[WORK REQUIRED]: Identify each line below that contains the word "élèves", and copy it out.

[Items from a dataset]
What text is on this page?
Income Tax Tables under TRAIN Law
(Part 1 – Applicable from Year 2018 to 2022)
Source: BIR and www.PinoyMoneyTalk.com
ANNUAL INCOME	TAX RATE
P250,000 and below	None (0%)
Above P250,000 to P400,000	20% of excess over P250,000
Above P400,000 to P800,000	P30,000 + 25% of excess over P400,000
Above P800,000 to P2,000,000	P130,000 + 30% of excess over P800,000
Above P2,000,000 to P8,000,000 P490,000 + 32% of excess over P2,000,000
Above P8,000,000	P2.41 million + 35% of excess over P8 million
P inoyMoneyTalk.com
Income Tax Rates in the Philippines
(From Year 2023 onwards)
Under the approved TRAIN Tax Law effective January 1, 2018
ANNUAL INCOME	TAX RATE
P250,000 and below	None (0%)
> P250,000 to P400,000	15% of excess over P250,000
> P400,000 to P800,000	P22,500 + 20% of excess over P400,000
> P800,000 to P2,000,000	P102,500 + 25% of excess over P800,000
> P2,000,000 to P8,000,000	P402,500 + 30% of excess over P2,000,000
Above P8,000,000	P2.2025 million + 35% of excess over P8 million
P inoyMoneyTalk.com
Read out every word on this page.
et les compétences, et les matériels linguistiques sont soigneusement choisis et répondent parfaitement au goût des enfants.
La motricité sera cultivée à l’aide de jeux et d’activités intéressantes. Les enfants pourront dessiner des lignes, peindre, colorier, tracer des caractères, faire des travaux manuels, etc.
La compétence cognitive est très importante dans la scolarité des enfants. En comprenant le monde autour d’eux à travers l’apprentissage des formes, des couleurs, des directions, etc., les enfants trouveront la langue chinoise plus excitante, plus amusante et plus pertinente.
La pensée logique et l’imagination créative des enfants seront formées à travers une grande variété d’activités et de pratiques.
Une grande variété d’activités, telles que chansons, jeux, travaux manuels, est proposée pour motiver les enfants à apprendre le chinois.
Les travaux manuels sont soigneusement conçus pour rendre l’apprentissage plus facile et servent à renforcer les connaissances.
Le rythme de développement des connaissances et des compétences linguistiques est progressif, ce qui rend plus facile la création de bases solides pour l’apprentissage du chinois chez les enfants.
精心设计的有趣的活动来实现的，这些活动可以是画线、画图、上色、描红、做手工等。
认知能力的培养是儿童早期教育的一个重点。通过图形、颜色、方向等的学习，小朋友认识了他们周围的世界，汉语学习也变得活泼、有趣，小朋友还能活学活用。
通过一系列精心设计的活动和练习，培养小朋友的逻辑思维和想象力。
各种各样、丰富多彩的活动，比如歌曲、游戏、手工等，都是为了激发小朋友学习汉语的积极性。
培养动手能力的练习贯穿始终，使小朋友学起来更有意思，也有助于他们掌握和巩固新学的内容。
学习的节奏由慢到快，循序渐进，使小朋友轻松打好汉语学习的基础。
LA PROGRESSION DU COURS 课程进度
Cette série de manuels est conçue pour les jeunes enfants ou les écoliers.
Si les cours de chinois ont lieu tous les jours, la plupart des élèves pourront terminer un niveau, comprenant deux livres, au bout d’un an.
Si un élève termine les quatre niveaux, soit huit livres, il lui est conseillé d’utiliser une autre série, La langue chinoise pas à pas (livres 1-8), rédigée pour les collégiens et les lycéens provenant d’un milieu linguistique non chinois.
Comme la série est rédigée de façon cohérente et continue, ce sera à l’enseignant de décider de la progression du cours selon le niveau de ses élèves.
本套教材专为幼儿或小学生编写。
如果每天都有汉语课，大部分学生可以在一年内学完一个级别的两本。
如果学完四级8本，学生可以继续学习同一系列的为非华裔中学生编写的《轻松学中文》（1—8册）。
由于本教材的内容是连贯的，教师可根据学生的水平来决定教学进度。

[WRITTEN ANSWER]:
Si les cours de chinois ont lieu tous les jours, la plupart des élèves pourront terminer un niveau, comprenant deux livres, au bout d’un an.
Comme la série est rédigée de façon cohérente et continue, ce sera à l’enseignant de décider de la progression du cours selon le niveau de ses élèves.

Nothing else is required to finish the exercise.